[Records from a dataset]
########################################
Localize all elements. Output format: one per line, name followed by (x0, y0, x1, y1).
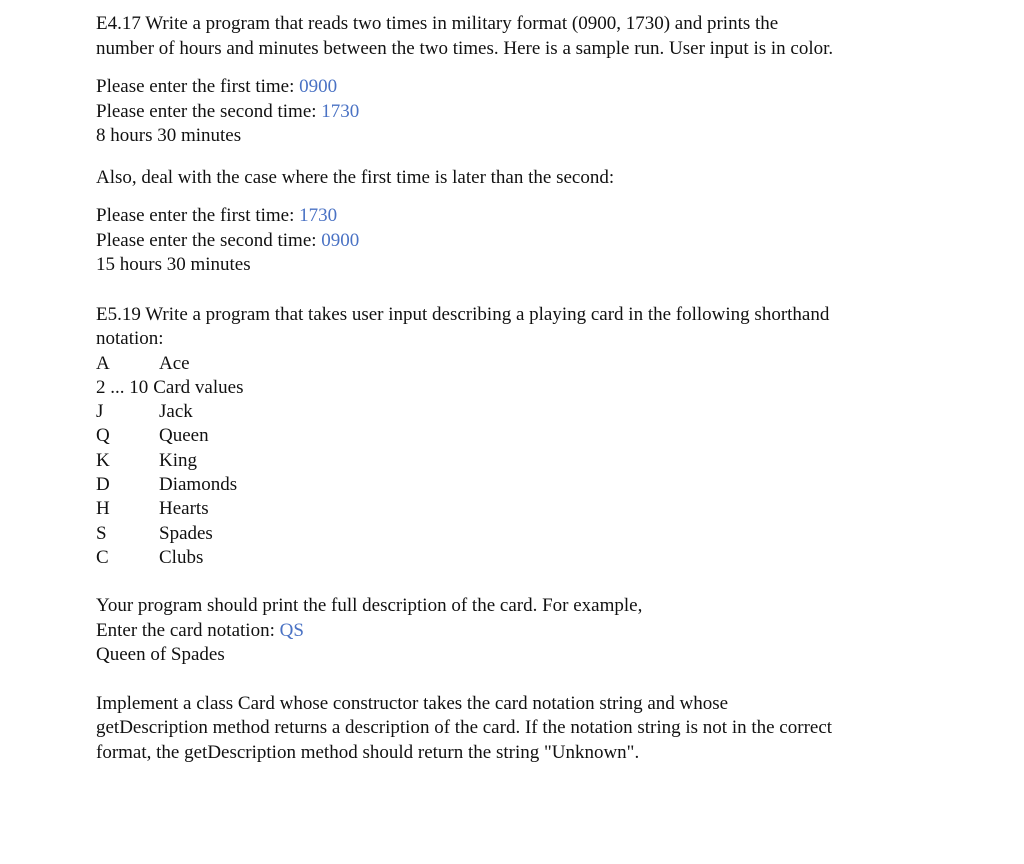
notation-row (96, 424, 956, 448)
notation-key: J (96, 401, 104, 423)
exercise-e5-19 (96, 303, 956, 766)
notation-row (96, 376, 956, 400)
example-prompt (96, 619, 956, 644)
sample-run-1 (96, 75, 956, 149)
document-page (96, 12, 956, 765)
notation-key: D (96, 473, 110, 495)
notation-meaning: Card values (153, 376, 244, 398)
run1-second-label: Please enter the second time: (96, 100, 322, 122)
notation-meaning: Jack (159, 401, 193, 423)
run1-first-label: Please enter the first time: (96, 76, 300, 97)
e519-prompt-line-1: E5.19 Write a program that takes user input describing a playing card in the following shorthand (96, 303, 830, 325)
notation-key: 2 ... 10 (96, 376, 149, 398)
notation-row (96, 449, 956, 473)
example-label: Enter the card notation: (96, 619, 280, 641)
notation-key: S (96, 522, 107, 544)
notation-row (96, 473, 956, 497)
notation-meaning: Diamonds (159, 473, 238, 495)
run1-second-input: 1730 (321, 100, 360, 122)
e417-prompt-line-1: E4.17 Write a program that reads two times in military format (0900, 1730) and prints the (96, 13, 779, 34)
notation-row (96, 522, 956, 546)
notation-table (96, 352, 956, 571)
run2-first-prompt (96, 204, 956, 229)
example-intro: Your program should print the full description of the card. For example, (96, 595, 643, 617)
impl-line-3: format, the getDescription method should return the string "Unknown". (96, 741, 640, 763)
notation-row (96, 400, 956, 424)
also-text: Also, deal with the case where the first time is later than the second: (96, 166, 615, 188)
run2-second-input: 0900 (321, 229, 360, 251)
notation-row (96, 352, 956, 376)
e519-prompt-line-2: notation: (96, 328, 164, 349)
notation-row (96, 546, 956, 570)
notation-meaning: Hearts (159, 498, 209, 520)
run2-second-label: Please enter the second time: (96, 229, 322, 251)
notation-meaning: Spades (159, 522, 213, 544)
notation-meaning: Ace (159, 352, 190, 374)
notation-key: Q (96, 425, 110, 447)
e417-prompt-line-2: number of hours and minutes between the two times. Here is a sample run. User input is in color. (96, 37, 834, 59)
notation-key: H (96, 498, 110, 520)
sample-run-2 (96, 204, 956, 278)
run1-first-input: 0900 (299, 76, 338, 97)
run1-result: 8 hours 30 minutes (96, 125, 242, 146)
notation-meaning: King (159, 449, 197, 471)
impl-line-2: getDescription method returns a description of the card. If the notation string is not in the correct (96, 717, 833, 739)
notation-key: K (96, 449, 110, 471)
run1-first-prompt (96, 75, 956, 100)
example-result: Queen of Spades (96, 644, 225, 666)
example-input: QS (279, 619, 304, 641)
run1-second-prompt (96, 100, 956, 125)
run2-first-label: Please enter the first time: (96, 205, 300, 226)
run2-result: 15 hours 30 minutes (96, 254, 251, 275)
notation-row (96, 497, 956, 521)
exercise-e4-17 (96, 12, 956, 278)
notation-meaning: Queen (159, 425, 209, 447)
notation-key: A (96, 352, 110, 374)
run2-second-prompt (96, 229, 956, 254)
run2-first-input: 1730 (299, 205, 338, 226)
impl-line-1: Implement a class Card whose constructor takes the card notation string and whose (96, 692, 729, 714)
notation-key: C (96, 546, 109, 568)
notation-meaning: Clubs (159, 546, 204, 568)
########################################
# INSTRUCTION:
Print every line of the items above word for word, leaving out the pictures.

# SOLUTION TO THE EXERCISE:
Localize all elements. Output format: one per line, name followed by (x0, y0, x1, y1).
notation-row (96, 424, 956, 448)
notation-key: J (96, 401, 104, 423)
exercise-e5-19 (96, 303, 956, 766)
notation-row (96, 376, 956, 400)
example-prompt (96, 619, 956, 644)
sample-run-1 (96, 75, 956, 149)
document-page (96, 12, 956, 765)
notation-key: D (96, 473, 110, 495)
notation-meaning: Card values (153, 376, 244, 398)
run1-second-label: Please enter the second time: (96, 100, 322, 122)
notation-meaning: Jack (159, 401, 193, 423)
run1-first-label: Please enter the first time: (96, 76, 300, 97)
e519-prompt-line-1: E5.19 Write a program that takes user input describing a playing card in the following shorthand (96, 303, 830, 325)
notation-key: 2 ... 10 (96, 376, 149, 398)
notation-row (96, 449, 956, 473)
example-label: Enter the card notation: (96, 619, 280, 641)
notation-key: S (96, 522, 107, 544)
notation-row (96, 473, 956, 497)
notation-meaning: Diamonds (159, 473, 238, 495)
run1-second-input: 1730 (321, 100, 360, 122)
e417-prompt-line-1: E4.17 Write a program that reads two times in military format (0900, 1730) and prints the (96, 13, 779, 34)
notation-row (96, 522, 956, 546)
notation-table (96, 352, 956, 571)
run2-first-prompt (96, 204, 956, 229)
example-intro: Your program should print the full description of the card. For example, (96, 595, 643, 617)
impl-line-3: format, the getDescription method should return the string "Unknown". (96, 741, 640, 763)
notation-row (96, 400, 956, 424)
also-text: Also, deal with the case where the first time is later than the second: (96, 166, 615, 188)
run2-second-input: 0900 (321, 229, 360, 251)
notation-row (96, 352, 956, 376)
e519-prompt-line-2: notation: (96, 328, 164, 349)
notation-row (96, 546, 956, 570)
notation-meaning: Hearts (159, 498, 209, 520)
run2-second-label: Please enter the second time: (96, 229, 322, 251)
notation-meaning: Spades (159, 522, 213, 544)
notation-meaning: Ace (159, 352, 190, 374)
notation-key: Q (96, 425, 110, 447)
e417-prompt-line-2: number of hours and minutes between the two times. Here is a sample run. User input is in color. (96, 37, 834, 59)
notation-key: H (96, 498, 110, 520)
sample-run-2 (96, 204, 956, 278)
run1-first-input: 0900 (299, 76, 338, 97)
run1-result: 8 hours 30 minutes (96, 125, 242, 146)
notation-meaning: King (159, 449, 197, 471)
impl-line-2: getDescription method returns a description of the card. If the notation string is not in the correct (96, 717, 833, 739)
notation-key: K (96, 449, 110, 471)
run1-first-prompt (96, 75, 956, 100)
example-result: Queen of Spades (96, 644, 225, 666)
example-input: QS (279, 619, 304, 641)
run1-second-prompt (96, 100, 956, 125)
run2-first-label: Please enter the first time: (96, 205, 300, 226)
run2-result: 15 hours 30 minutes (96, 254, 251, 275)
notation-row (96, 497, 956, 521)
exercise-e4-17 (96, 12, 956, 278)
notation-meaning: Queen (159, 425, 209, 447)
notation-key: A (96, 352, 110, 374)
run2-second-prompt (96, 229, 956, 254)
run2-first-input: 1730 (299, 205, 338, 226)
impl-line-1: Implement a class Card whose constructor takes the card notation string and whose (96, 692, 729, 714)
notation-key: C (96, 546, 109, 568)
notation-meaning: Clubs (159, 546, 204, 568)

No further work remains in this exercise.